Exercise brief: List each line in which the string "label" appears.

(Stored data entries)
* Begin *

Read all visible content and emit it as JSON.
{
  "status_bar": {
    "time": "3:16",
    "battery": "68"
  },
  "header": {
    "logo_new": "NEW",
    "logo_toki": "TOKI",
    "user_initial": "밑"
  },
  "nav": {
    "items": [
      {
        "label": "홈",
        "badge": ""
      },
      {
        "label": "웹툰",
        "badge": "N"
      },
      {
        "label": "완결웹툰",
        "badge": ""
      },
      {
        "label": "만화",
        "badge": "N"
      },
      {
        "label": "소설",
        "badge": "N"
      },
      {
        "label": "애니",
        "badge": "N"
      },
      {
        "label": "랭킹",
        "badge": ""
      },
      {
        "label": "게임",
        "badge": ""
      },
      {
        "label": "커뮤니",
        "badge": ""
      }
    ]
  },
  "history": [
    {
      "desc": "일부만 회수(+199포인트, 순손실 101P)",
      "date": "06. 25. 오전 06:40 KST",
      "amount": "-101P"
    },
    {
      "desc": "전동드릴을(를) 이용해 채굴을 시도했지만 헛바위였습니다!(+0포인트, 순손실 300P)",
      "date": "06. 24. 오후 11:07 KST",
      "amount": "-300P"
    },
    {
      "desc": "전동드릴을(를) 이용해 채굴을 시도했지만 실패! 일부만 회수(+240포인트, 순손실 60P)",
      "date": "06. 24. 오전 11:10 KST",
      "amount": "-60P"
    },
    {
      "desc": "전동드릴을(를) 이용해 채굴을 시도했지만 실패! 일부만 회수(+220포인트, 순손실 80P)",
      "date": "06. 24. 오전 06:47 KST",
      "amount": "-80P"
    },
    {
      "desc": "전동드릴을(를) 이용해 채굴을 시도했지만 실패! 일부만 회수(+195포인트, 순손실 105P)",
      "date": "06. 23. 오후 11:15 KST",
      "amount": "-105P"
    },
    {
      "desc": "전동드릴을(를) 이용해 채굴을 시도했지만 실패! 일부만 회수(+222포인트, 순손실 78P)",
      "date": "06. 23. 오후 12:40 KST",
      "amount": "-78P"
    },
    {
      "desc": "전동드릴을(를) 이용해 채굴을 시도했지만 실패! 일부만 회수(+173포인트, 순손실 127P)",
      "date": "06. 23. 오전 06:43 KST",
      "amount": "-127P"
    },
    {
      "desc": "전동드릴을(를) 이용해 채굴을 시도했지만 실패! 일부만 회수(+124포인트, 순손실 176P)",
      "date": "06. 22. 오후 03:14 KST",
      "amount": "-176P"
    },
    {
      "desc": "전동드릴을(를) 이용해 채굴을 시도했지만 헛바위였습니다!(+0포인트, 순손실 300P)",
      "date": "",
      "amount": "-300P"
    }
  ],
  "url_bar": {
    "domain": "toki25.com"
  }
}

* End *

Result below:
        "label": "홈",
        "label": "웹툰",
        "label": "완결웹툰",
        "label": "만화",
        "label": "소설",
        "label": "애니",
        "label": "랭킹",
        "label": "게임",
        "label": "커뮤니",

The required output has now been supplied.